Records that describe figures
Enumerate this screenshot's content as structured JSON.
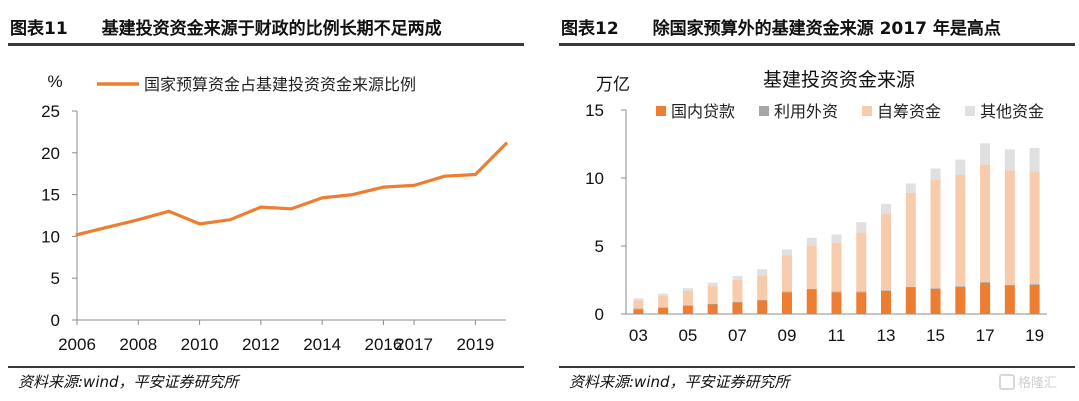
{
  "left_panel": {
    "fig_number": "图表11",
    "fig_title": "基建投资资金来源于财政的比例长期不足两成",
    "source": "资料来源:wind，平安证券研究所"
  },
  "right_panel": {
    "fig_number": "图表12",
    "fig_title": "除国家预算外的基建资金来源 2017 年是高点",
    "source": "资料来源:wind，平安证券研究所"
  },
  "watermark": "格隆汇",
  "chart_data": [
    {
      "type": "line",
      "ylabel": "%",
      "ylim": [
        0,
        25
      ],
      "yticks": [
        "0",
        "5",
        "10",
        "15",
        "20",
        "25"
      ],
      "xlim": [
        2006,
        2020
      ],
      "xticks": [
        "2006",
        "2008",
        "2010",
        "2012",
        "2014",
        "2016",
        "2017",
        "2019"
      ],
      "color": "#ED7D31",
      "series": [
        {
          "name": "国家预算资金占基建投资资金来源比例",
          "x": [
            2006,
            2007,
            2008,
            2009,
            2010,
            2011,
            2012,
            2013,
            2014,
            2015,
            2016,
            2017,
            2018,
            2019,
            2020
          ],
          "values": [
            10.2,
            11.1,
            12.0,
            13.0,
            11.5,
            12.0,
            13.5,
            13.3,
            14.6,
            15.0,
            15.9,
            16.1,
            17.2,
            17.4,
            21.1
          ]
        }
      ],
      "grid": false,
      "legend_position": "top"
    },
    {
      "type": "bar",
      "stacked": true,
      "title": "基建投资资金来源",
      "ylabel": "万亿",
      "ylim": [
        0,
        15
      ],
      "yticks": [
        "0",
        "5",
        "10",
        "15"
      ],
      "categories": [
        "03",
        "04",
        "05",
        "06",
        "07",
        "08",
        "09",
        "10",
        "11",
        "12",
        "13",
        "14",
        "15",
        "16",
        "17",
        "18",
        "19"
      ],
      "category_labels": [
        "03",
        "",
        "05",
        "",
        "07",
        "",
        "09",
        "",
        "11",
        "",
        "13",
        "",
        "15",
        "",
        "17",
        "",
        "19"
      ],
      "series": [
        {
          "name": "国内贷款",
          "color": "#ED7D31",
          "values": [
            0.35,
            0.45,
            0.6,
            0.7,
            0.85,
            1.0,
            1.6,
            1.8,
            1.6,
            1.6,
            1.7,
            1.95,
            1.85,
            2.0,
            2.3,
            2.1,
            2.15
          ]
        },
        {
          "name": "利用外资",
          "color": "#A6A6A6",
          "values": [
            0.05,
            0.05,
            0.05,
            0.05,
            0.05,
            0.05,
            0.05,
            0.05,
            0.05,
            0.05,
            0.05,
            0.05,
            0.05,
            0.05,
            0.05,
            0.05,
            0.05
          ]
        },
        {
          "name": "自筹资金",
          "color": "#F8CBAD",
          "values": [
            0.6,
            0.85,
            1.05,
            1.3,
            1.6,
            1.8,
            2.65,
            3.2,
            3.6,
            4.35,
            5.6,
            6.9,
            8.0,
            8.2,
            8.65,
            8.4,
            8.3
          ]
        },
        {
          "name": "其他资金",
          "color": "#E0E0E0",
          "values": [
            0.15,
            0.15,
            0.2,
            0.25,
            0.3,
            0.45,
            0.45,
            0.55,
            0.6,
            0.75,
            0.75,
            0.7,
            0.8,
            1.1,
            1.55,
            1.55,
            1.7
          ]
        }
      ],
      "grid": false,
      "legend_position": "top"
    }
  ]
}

* **Given instruction**
Show all lines from the data above in which the word "color" appears.

* **Output for this exercise**
      "color": "#ED7D31",
          "color": "#ED7D31",
          "color": "#A6A6A6",
          "color": "#F8CBAD",
          "color": "#E0E0E0",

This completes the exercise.